──────── RECORDS TO USE

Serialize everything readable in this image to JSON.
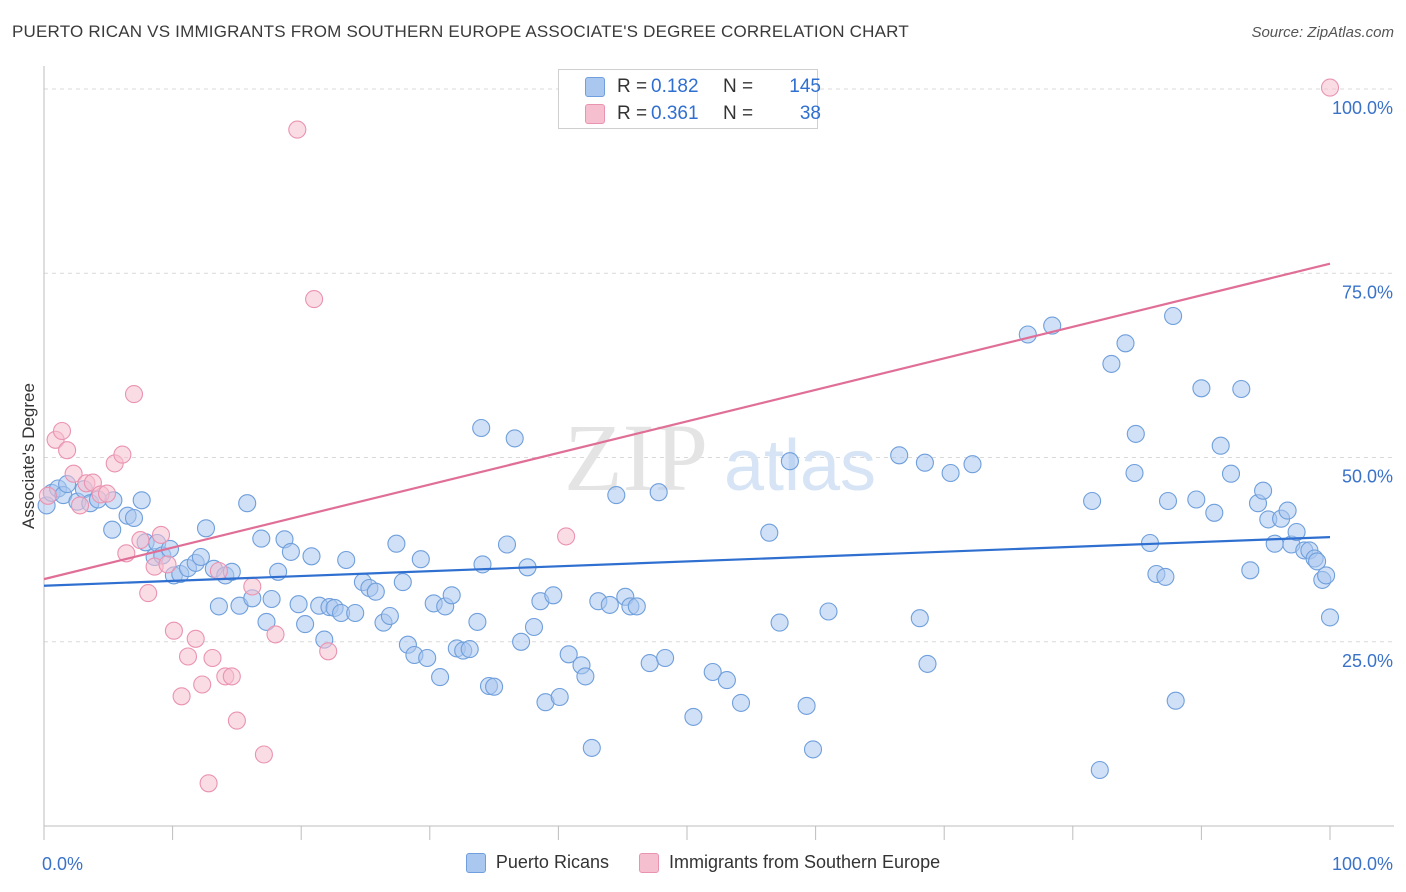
{
  "header": {
    "title": "PUERTO RICAN VS IMMIGRANTS FROM SOUTHERN EUROPE ASSOCIATE'S DEGREE CORRELATION CHART",
    "source": "Source: ZipAtlas.com"
  },
  "watermark": {
    "zip": "ZIP",
    "atlas": "atlas"
  },
  "colors": {
    "blue_fill": "#a9c7ef",
    "blue_stroke": "#6f9fdc",
    "blue_line": "#2f6fd0",
    "pink_fill": "#f6bfd0",
    "pink_stroke": "#ea93b1",
    "pink_line": "#e06f97",
    "tick_text": "#3a72c8",
    "grid": "#d9d9d9"
  },
  "stats": [
    {
      "r_label": "R =",
      "r_value": "0.182",
      "n_label": "N =",
      "n_value": "145"
    },
    {
      "r_label": "R =",
      "r_value": "0.361",
      "n_label": "N =",
      "n_value": "38"
    }
  ],
  "chart_data": {
    "type": "scatter",
    "title": "PUERTO RICAN VS IMMIGRANTS FROM SOUTHERN EUROPE ASSOCIATE'S DEGREE CORRELATION CHART",
    "xlabel": "",
    "ylabel": "Associate's Degree",
    "xlim": [
      0,
      100
    ],
    "ylim": [
      0,
      101.5
    ],
    "x_tick_labels": [
      {
        "value": 0,
        "label": "0.0%"
      },
      {
        "value": 100,
        "label": "100.0%"
      }
    ],
    "y_tick_labels": [
      {
        "value": 25,
        "label": "25.0%"
      },
      {
        "value": 50,
        "label": "50.0%"
      },
      {
        "value": 75,
        "label": "75.0%"
      },
      {
        "value": 100,
        "label": "100.0%"
      }
    ],
    "x_minor_ticks": [
      0,
      10,
      20,
      30,
      40,
      50,
      60,
      70,
      80,
      90,
      100
    ],
    "grid": true,
    "legend_position": "bottom",
    "series": [
      {
        "name": "Puerto Ricans",
        "color": "blue",
        "trend": {
          "x": [
            0,
            100
          ],
          "y": [
            32.6,
            39.2
          ]
        },
        "points": [
          [
            0.2,
            43.5
          ],
          [
            0.6,
            45.2
          ],
          [
            1.1,
            45.8
          ],
          [
            1.5,
            44.9
          ],
          [
            1.8,
            46.4
          ],
          [
            2.6,
            44.0
          ],
          [
            3.1,
            45.7
          ],
          [
            3.6,
            43.8
          ],
          [
            4.2,
            44.3
          ],
          [
            5.4,
            44.2
          ],
          [
            5.3,
            40.2
          ],
          [
            6.5,
            42.1
          ],
          [
            7.0,
            41.8
          ],
          [
            7.6,
            44.2
          ],
          [
            7.9,
            38.5
          ],
          [
            8.6,
            36.5
          ],
          [
            8.8,
            38.4
          ],
          [
            9.2,
            36.7
          ],
          [
            9.8,
            37.6
          ],
          [
            10.1,
            34.0
          ],
          [
            10.6,
            34.2
          ],
          [
            11.2,
            35.0
          ],
          [
            11.8,
            35.7
          ],
          [
            12.2,
            36.5
          ],
          [
            12.6,
            40.4
          ],
          [
            13.2,
            34.9
          ],
          [
            13.6,
            29.8
          ],
          [
            14.1,
            34.0
          ],
          [
            14.6,
            34.5
          ],
          [
            15.2,
            29.9
          ],
          [
            15.8,
            43.8
          ],
          [
            16.2,
            30.9
          ],
          [
            16.9,
            39.0
          ],
          [
            17.3,
            27.7
          ],
          [
            17.7,
            30.8
          ],
          [
            18.2,
            34.5
          ],
          [
            18.7,
            38.9
          ],
          [
            19.2,
            37.2
          ],
          [
            19.8,
            30.1
          ],
          [
            20.3,
            27.4
          ],
          [
            20.8,
            36.6
          ],
          [
            21.4,
            29.9
          ],
          [
            21.8,
            25.3
          ],
          [
            22.2,
            29.7
          ],
          [
            22.6,
            29.6
          ],
          [
            23.1,
            28.9
          ],
          [
            23.5,
            36.1
          ],
          [
            24.2,
            28.9
          ],
          [
            24.8,
            33.1
          ],
          [
            25.3,
            32.3
          ],
          [
            25.8,
            31.8
          ],
          [
            26.4,
            27.6
          ],
          [
            26.9,
            28.5
          ],
          [
            27.4,
            38.3
          ],
          [
            27.9,
            33.1
          ],
          [
            28.3,
            24.6
          ],
          [
            28.8,
            23.2
          ],
          [
            29.3,
            36.2
          ],
          [
            29.8,
            22.8
          ],
          [
            30.3,
            30.2
          ],
          [
            30.8,
            20.2
          ],
          [
            31.2,
            29.8
          ],
          [
            31.7,
            31.3
          ],
          [
            32.1,
            24.1
          ],
          [
            32.6,
            23.8
          ],
          [
            33.1,
            24.0
          ],
          [
            33.7,
            27.7
          ],
          [
            34.1,
            35.5
          ],
          [
            34.6,
            19.0
          ],
          [
            35.0,
            18.9
          ],
          [
            36.0,
            38.2
          ],
          [
            36.6,
            52.6
          ],
          [
            37.1,
            25.0
          ],
          [
            37.6,
            35.1
          ],
          [
            38.1,
            27.0
          ],
          [
            38.6,
            30.5
          ],
          [
            39.0,
            16.8
          ],
          [
            39.6,
            31.3
          ],
          [
            40.1,
            17.5
          ],
          [
            40.8,
            23.3
          ],
          [
            34.0,
            54.0
          ],
          [
            41.8,
            21.8
          ],
          [
            42.1,
            20.3
          ],
          [
            42.6,
            10.6
          ],
          [
            43.1,
            30.5
          ],
          [
            44.0,
            30.0
          ],
          [
            44.5,
            44.9
          ],
          [
            45.2,
            31.1
          ],
          [
            45.6,
            29.8
          ],
          [
            46.1,
            29.8
          ],
          [
            47.1,
            22.1
          ],
          [
            47.8,
            45.3
          ],
          [
            48.3,
            22.8
          ],
          [
            50.5,
            14.8
          ],
          [
            52.0,
            20.9
          ],
          [
            53.1,
            19.8
          ],
          [
            54.2,
            16.7
          ],
          [
            56.4,
            39.8
          ],
          [
            57.2,
            27.6
          ],
          [
            58.0,
            49.5
          ],
          [
            59.3,
            16.3
          ],
          [
            59.8,
            10.4
          ],
          [
            61.0,
            29.1
          ],
          [
            68.1,
            28.2
          ],
          [
            68.7,
            22.0
          ],
          [
            66.5,
            50.3
          ],
          [
            68.5,
            49.3
          ],
          [
            70.5,
            47.9
          ],
          [
            72.2,
            49.1
          ],
          [
            76.5,
            66.7
          ],
          [
            78.4,
            67.9
          ],
          [
            81.5,
            44.1
          ],
          [
            82.1,
            7.6
          ],
          [
            83.0,
            62.7
          ],
          [
            84.1,
            65.5
          ],
          [
            84.8,
            47.9
          ],
          [
            84.9,
            53.2
          ],
          [
            86.0,
            38.4
          ],
          [
            86.5,
            34.2
          ],
          [
            87.2,
            33.8
          ],
          [
            87.4,
            44.1
          ],
          [
            87.8,
            69.2
          ],
          [
            88.0,
            17.0
          ],
          [
            89.6,
            44.3
          ],
          [
            90.0,
            59.4
          ],
          [
            91.0,
            42.5
          ],
          [
            91.5,
            51.6
          ],
          [
            92.3,
            47.8
          ],
          [
            93.1,
            59.3
          ],
          [
            93.8,
            34.7
          ],
          [
            94.4,
            43.8
          ],
          [
            94.8,
            45.5
          ],
          [
            95.2,
            41.6
          ],
          [
            95.7,
            38.3
          ],
          [
            96.2,
            41.7
          ],
          [
            96.7,
            42.8
          ],
          [
            97.0,
            38.2
          ],
          [
            97.4,
            39.9
          ],
          [
            98.0,
            37.4
          ],
          [
            98.4,
            37.4
          ],
          [
            98.8,
            36.3
          ],
          [
            99.0,
            35.9
          ],
          [
            99.4,
            33.4
          ],
          [
            99.7,
            34.0
          ],
          [
            100.0,
            28.3
          ]
        ]
      },
      {
        "name": "Immigrants from Southern Europe",
        "color": "pink",
        "trend": {
          "x": [
            0,
            100
          ],
          "y": [
            33.5,
            76.3
          ]
        },
        "points": [
          [
            0.3,
            44.8
          ],
          [
            0.9,
            52.4
          ],
          [
            1.4,
            53.6
          ],
          [
            1.8,
            51.0
          ],
          [
            2.3,
            47.8
          ],
          [
            2.8,
            43.5
          ],
          [
            3.3,
            46.5
          ],
          [
            3.8,
            46.6
          ],
          [
            4.4,
            45.0
          ],
          [
            4.9,
            45.1
          ],
          [
            5.5,
            49.2
          ],
          [
            6.1,
            50.4
          ],
          [
            6.4,
            37.0
          ],
          [
            7.0,
            58.6
          ],
          [
            7.5,
            38.8
          ],
          [
            8.1,
            31.6
          ],
          [
            8.6,
            35.2
          ],
          [
            9.1,
            39.5
          ],
          [
            9.6,
            35.5
          ],
          [
            10.1,
            26.5
          ],
          [
            10.7,
            17.6
          ],
          [
            11.2,
            23.0
          ],
          [
            11.8,
            25.4
          ],
          [
            12.3,
            19.2
          ],
          [
            12.8,
            5.8
          ],
          [
            13.1,
            22.8
          ],
          [
            13.6,
            34.6
          ],
          [
            14.1,
            20.3
          ],
          [
            14.6,
            20.3
          ],
          [
            15.0,
            14.3
          ],
          [
            16.2,
            32.5
          ],
          [
            17.1,
            9.7
          ],
          [
            18.0,
            26.0
          ],
          [
            19.7,
            94.5
          ],
          [
            21.0,
            71.5
          ],
          [
            22.1,
            23.7
          ],
          [
            40.6,
            39.3
          ],
          [
            100.0,
            100.2
          ]
        ]
      }
    ]
  }
}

────────────────

> _WRITTEN REQUEST_: What is the number of lines in the data that hold the string "name"? Answer with the number only.

> _FULL SOLUTION_: 2